#### [WHAT IS EXPECTED]
Take each line containing the word "document" and copy it.

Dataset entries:
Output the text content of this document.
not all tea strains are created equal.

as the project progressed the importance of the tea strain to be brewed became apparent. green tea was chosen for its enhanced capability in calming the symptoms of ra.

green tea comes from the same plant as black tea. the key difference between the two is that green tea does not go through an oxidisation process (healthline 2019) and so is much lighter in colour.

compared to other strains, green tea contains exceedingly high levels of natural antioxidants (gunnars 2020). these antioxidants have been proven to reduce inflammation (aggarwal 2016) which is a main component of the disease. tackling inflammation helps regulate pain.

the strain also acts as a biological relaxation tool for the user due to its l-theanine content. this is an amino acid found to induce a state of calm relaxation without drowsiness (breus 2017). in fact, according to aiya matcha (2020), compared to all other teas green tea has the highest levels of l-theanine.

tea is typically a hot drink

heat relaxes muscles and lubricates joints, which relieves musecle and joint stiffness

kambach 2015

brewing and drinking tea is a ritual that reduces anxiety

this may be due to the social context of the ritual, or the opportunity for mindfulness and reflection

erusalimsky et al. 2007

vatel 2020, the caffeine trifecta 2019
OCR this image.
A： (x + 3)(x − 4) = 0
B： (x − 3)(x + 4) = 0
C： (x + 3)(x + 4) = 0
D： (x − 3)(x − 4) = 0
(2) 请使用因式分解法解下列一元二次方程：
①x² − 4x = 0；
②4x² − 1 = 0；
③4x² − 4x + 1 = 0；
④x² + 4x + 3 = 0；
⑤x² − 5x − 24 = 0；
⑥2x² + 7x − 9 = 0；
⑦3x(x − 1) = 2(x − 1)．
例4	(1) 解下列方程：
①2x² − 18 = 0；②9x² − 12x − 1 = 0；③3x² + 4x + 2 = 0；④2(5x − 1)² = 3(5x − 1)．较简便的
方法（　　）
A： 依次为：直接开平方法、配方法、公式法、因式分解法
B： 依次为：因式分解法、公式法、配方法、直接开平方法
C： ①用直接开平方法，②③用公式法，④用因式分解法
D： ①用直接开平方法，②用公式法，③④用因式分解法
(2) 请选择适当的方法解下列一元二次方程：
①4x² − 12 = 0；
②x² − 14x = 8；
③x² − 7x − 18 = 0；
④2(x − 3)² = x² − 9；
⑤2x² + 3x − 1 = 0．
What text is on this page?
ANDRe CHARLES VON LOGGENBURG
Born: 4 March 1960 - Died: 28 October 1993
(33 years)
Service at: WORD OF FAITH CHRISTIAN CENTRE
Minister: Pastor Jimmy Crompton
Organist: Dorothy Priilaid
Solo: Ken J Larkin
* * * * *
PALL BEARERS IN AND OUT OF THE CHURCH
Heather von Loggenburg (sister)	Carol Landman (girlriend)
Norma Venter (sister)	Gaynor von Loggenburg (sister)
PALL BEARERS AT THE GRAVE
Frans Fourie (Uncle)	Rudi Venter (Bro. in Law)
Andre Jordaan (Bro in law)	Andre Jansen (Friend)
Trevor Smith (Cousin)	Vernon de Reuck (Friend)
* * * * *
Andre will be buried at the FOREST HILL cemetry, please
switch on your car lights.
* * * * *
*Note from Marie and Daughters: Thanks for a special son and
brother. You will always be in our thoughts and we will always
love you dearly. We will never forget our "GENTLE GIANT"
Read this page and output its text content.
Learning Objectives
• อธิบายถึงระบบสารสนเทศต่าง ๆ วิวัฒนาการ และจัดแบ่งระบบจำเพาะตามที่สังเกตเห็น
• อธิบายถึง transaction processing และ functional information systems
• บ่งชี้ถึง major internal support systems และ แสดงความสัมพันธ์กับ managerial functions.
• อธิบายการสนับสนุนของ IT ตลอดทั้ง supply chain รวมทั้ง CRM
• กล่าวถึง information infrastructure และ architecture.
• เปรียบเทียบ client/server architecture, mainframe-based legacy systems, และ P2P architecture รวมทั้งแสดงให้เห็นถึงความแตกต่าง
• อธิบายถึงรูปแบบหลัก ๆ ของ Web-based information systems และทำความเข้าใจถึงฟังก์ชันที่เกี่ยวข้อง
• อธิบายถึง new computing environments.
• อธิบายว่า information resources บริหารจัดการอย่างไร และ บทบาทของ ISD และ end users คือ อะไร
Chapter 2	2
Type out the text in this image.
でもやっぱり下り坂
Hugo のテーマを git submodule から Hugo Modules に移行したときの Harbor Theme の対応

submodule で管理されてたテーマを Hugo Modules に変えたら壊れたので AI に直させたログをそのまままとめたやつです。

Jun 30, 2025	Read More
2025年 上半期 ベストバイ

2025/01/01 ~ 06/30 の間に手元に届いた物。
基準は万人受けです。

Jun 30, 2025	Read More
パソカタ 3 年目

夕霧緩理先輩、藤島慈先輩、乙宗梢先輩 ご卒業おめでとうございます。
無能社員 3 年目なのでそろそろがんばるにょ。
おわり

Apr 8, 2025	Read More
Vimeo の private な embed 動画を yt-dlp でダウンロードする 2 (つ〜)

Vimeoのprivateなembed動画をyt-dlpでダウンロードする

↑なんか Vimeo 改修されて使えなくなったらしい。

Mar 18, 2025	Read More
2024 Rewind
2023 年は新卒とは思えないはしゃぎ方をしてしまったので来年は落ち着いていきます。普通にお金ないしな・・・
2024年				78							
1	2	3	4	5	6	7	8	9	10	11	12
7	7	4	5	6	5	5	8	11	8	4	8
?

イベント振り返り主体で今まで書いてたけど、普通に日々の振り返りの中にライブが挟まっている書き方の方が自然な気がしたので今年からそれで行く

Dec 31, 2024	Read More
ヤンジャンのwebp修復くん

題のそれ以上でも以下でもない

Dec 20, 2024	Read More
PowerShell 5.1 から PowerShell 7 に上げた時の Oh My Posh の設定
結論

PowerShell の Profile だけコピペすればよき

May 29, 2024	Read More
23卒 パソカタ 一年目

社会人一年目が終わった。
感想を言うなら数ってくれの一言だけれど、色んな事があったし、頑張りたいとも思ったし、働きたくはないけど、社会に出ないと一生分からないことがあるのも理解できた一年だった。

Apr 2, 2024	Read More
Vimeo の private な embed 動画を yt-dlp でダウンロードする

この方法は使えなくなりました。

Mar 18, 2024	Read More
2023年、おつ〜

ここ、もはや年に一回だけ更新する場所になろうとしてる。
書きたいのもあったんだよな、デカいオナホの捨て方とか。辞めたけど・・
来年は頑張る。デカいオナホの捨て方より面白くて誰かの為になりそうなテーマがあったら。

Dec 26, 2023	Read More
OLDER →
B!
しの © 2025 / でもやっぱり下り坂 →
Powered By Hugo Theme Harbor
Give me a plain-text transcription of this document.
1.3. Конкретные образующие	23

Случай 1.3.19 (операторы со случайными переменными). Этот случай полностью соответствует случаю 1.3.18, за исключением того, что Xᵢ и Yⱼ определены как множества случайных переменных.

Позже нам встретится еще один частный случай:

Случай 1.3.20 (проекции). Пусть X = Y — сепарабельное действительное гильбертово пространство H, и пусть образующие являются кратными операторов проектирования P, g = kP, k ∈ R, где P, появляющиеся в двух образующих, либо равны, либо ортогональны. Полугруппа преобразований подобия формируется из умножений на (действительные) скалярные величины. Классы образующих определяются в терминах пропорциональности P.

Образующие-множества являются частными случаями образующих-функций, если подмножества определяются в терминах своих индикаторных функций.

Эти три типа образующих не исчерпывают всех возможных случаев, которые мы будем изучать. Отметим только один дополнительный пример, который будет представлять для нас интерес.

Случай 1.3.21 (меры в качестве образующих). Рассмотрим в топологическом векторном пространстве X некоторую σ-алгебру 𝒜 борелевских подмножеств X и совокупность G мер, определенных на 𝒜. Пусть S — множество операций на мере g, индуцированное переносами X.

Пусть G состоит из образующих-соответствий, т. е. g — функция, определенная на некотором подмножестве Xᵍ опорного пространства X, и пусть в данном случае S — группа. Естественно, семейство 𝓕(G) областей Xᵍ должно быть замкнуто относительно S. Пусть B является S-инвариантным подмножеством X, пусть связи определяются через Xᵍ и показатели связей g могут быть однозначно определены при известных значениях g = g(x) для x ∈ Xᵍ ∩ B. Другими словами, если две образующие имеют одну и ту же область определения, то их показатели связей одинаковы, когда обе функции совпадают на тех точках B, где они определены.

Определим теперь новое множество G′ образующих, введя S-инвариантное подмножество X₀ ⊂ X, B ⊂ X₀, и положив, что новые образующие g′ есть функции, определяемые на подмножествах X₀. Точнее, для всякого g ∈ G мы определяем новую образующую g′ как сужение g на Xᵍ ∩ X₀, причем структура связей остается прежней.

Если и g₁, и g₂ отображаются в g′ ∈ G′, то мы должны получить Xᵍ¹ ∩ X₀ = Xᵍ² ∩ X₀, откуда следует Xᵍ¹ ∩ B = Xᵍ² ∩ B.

#### [WRITTEN SOLUTION]
Output the text content of this document.
Give me a plain-text transcription of this document.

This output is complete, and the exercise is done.